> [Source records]
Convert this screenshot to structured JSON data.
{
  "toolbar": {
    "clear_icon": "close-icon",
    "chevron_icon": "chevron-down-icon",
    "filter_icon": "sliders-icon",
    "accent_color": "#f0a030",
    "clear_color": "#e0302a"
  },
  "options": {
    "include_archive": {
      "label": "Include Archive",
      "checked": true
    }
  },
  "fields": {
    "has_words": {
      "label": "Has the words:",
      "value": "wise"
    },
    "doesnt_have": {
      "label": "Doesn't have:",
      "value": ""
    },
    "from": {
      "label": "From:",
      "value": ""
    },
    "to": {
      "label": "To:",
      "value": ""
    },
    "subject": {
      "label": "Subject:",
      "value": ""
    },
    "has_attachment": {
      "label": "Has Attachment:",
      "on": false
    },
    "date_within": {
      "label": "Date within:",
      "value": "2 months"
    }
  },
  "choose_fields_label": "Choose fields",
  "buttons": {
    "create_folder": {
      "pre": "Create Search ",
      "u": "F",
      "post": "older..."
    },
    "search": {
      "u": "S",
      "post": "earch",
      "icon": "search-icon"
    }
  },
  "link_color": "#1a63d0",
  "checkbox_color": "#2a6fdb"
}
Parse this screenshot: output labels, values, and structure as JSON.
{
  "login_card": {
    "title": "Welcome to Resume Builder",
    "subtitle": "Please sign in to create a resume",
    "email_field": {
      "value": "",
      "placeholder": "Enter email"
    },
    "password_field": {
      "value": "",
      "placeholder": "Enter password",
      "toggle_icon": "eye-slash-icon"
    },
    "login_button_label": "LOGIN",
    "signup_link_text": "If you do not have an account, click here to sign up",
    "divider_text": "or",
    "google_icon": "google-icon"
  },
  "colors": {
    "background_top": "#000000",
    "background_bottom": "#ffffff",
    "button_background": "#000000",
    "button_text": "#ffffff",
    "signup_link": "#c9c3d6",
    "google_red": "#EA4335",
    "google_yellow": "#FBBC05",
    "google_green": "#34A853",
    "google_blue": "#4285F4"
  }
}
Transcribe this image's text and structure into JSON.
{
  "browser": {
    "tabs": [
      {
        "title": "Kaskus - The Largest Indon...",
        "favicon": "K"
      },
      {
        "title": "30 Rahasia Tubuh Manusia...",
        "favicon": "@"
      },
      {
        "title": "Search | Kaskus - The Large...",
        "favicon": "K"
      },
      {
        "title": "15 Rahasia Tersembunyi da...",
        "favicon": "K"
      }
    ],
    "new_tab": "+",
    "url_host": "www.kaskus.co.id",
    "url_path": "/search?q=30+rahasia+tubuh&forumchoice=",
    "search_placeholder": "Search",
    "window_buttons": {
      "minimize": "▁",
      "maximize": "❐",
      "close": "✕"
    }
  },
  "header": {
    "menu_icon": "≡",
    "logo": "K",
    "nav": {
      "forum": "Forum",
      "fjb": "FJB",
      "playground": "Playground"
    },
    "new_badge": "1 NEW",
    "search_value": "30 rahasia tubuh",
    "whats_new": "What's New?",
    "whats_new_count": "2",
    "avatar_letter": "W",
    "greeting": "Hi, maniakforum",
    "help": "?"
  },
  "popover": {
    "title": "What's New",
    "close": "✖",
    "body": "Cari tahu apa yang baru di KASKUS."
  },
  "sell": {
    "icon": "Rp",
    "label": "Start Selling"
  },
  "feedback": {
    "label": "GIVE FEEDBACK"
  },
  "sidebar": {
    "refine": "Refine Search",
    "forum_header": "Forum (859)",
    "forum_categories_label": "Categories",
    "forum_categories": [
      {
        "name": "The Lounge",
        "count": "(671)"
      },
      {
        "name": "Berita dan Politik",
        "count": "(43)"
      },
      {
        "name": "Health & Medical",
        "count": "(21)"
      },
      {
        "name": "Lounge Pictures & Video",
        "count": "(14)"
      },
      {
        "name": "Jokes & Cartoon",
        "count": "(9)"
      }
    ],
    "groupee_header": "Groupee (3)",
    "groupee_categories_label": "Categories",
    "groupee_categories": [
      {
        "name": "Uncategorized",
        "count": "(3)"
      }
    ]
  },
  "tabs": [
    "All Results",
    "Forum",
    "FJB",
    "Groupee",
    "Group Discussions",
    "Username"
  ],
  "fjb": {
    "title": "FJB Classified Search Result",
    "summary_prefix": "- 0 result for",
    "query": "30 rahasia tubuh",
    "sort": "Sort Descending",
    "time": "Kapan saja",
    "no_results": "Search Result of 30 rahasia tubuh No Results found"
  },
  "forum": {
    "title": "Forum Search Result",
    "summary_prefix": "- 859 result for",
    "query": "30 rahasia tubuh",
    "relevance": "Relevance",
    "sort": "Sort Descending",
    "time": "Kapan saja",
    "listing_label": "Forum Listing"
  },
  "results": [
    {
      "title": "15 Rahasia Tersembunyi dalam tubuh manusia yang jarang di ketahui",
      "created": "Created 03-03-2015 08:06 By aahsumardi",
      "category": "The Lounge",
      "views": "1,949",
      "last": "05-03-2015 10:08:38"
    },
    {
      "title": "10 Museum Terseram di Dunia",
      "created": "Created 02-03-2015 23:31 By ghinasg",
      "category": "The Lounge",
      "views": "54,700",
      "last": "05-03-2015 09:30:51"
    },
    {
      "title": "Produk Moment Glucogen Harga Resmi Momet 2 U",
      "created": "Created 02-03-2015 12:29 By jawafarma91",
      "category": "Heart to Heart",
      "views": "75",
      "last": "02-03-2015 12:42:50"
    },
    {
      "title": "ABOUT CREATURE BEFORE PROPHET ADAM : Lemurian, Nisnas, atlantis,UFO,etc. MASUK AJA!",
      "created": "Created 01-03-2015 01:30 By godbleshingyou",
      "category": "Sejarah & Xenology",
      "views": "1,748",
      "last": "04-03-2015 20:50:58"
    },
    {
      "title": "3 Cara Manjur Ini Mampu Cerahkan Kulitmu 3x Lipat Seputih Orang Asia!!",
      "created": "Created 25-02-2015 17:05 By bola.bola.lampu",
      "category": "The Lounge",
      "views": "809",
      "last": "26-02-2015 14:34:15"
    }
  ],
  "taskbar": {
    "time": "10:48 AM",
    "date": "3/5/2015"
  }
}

> [What to do]
Copy all of the material word for word.

> [Solution to the exercise]
Convert this screenshot to structured JSON data.
{
  "toolbar": {
    "clear_icon": "close-icon",
    "chevron_icon": "chevron-down-icon",
    "filter_icon": "sliders-icon",
    "accent_color": "#f0a030",
    "clear_color": "#e0302a"
  },
  "options": {
    "include_archive": {
      "label": "Include Archive",
      "checked": true
    }
  },
  "fields": {
    "has_words": {
      "label": "Has the words:",
      "value": "wise"
    },
    "doesnt_have": {
      "label": "Doesn't have:",
      "value": ""
    },
    "from": {
      "label": "From:",
      "value": ""
    },
    "to": {
      "label": "To:",
      "value": ""
    },
    "subject": {
      "label": "Subject:",
      "value": ""
    },
    "has_attachment": {
      "label": "Has Attachment:",
      "on": false
    },
    "date_within": {
      "label": "Date within:",
      "value": "2 months"
    }
  },
  "choose_fields_label": "Choose fields",
  "buttons": {
    "create_folder": {
      "pre": "Create Search ",
      "u": "F",
      "post": "older..."
    },
    "search": {
      "u": "S",
      "post": "earch",
      "icon": "search-icon"
    }
  },
  "link_color": "#1a63d0",
  "checkbox_color": "#2a6fdb"
}
Parse this screenshot: output labels, values, and structure as JSON.
{
  "login_card": {
    "title": "Welcome to Resume Builder",
    "subtitle": "Please sign in to create a resume",
    "email_field": {
      "value": "",
      "placeholder": "Enter email"
    },
    "password_field": {
      "value": "",
      "placeholder": "Enter password",
      "toggle_icon": "eye-slash-icon"
    },
    "login_button_label": "LOGIN",
    "signup_link_text": "If you do not have an account, click here to sign up",
    "divider_text": "or",
    "google_icon": "google-icon"
  },
  "colors": {
    "background_top": "#000000",
    "background_bottom": "#ffffff",
    "button_background": "#000000",
    "button_text": "#ffffff",
    "signup_link": "#c9c3d6",
    "google_red": "#EA4335",
    "google_yellow": "#FBBC05",
    "google_green": "#34A853",
    "google_blue": "#4285F4"
  }
}
Transcribe this image's text and structure into JSON.
{
  "browser": {
    "tabs": [
      {
        "title": "Kaskus - The Largest Indon...",
        "favicon": "K"
      },
      {
        "title": "30 Rahasia Tubuh Manusia...",
        "favicon": "@"
      },
      {
        "title": "Search | Kaskus - The Large...",
        "favicon": "K"
      },
      {
        "title": "15 Rahasia Tersembunyi da...",
        "favicon": "K"
      }
    ],
    "new_tab": "+",
    "url_host": "www.kaskus.co.id",
    "url_path": "/search?q=30+rahasia+tubuh&forumchoice=",
    "search_placeholder": "Search",
    "window_buttons": {
      "minimize": "▁",
      "maximize": "❐",
      "close": "✕"
    }
  },
  "header": {
    "menu_icon": "≡",
    "logo": "K",
    "nav": {
      "forum": "Forum",
      "fjb": "FJB",
      "playground": "Playground"
    },
    "new_badge": "1 NEW",
    "search_value": "30 rahasia tubuh",
    "whats_new": "What's New?",
    "whats_new_count": "2",
    "avatar_letter": "W",
    "greeting": "Hi, maniakforum",
    "help": "?"
  },
  "popover": {
    "title": "What's New",
    "close": "✖",
    "body": "Cari tahu apa yang baru di KASKUS."
  },
  "sell": {
    "icon": "Rp",
    "label": "Start Selling"
  },
  "feedback": {
    "label": "GIVE FEEDBACK"
  },
  "sidebar": {
    "refine": "Refine Search",
    "forum_header": "Forum (859)",
    "forum_categories_label": "Categories",
    "forum_categories": [
      {
        "name": "The Lounge",
        "count": "(671)"
      },
      {
        "name": "Berita dan Politik",
        "count": "(43)"
      },
      {
        "name": "Health & Medical",
        "count": "(21)"
      },
      {
        "name": "Lounge Pictures & Video",
        "count": "(14)"
      },
      {
        "name": "Jokes & Cartoon",
        "count": "(9)"
      }
    ],
    "groupee_header": "Groupee (3)",
    "groupee_categories_label": "Categories",
    "groupee_categories": [
      {
        "name": "Uncategorized",
        "count": "(3)"
      }
    ]
  },
  "tabs": [
    "All Results",
    "Forum",
    "FJB",
    "Groupee",
    "Group Discussions",
    "Username"
  ],
  "fjb": {
    "title": "FJB Classified Search Result",
    "summary_prefix": "- 0 result for",
    "query": "30 rahasia tubuh",
    "sort": "Sort Descending",
    "time": "Kapan saja",
    "no_results": "Search Result of 30 rahasia tubuh No Results found"
  },
  "forum": {
    "title": "Forum Search Result",
    "summary_prefix": "- 859 result for",
    "query": "30 rahasia tubuh",
    "relevance": "Relevance",
    "sort": "Sort Descending",
    "time": "Kapan saja",
    "listing_label": "Forum Listing"
  },
  "results": [
    {
      "title": "15 Rahasia Tersembunyi dalam tubuh manusia yang jarang di ketahui",
      "created": "Created 03-03-2015 08:06 By aahsumardi",
      "category": "The Lounge",
      "views": "1,949",
      "last": "05-03-2015 10:08:38"
    },
    {
      "title": "10 Museum Terseram di Dunia",
      "created": "Created 02-03-2015 23:31 By ghinasg",
      "category": "The Lounge",
      "views": "54,700",
      "last": "05-03-2015 09:30:51"
    },
    {
      "title": "Produk Moment Glucogen Harga Resmi Momet 2 U",
      "created": "Created 02-03-2015 12:29 By jawafarma91",
      "category": "Heart to Heart",
      "views": "75",
      "last": "02-03-2015 12:42:50"
    },
    {
      "title": "ABOUT CREATURE BEFORE PROPHET ADAM : Lemurian, Nisnas, atlantis,UFO,etc. MASUK AJA!",
      "created": "Created 01-03-2015 01:30 By godbleshingyou",
      "category": "Sejarah & Xenology",
      "views": "1,748",
      "last": "04-03-2015 20:50:58"
    },
    {
      "title": "3 Cara Manjur Ini Mampu Cerahkan Kulitmu 3x Lipat Seputih Orang Asia!!",
      "created": "Created 25-02-2015 17:05 By bola.bola.lampu",
      "category": "The Lounge",
      "views": "809",
      "last": "26-02-2015 14:34:15"
    }
  ],
  "taskbar": {
    "time": "10:48 AM",
    "date": "3/5/2015"
  }
}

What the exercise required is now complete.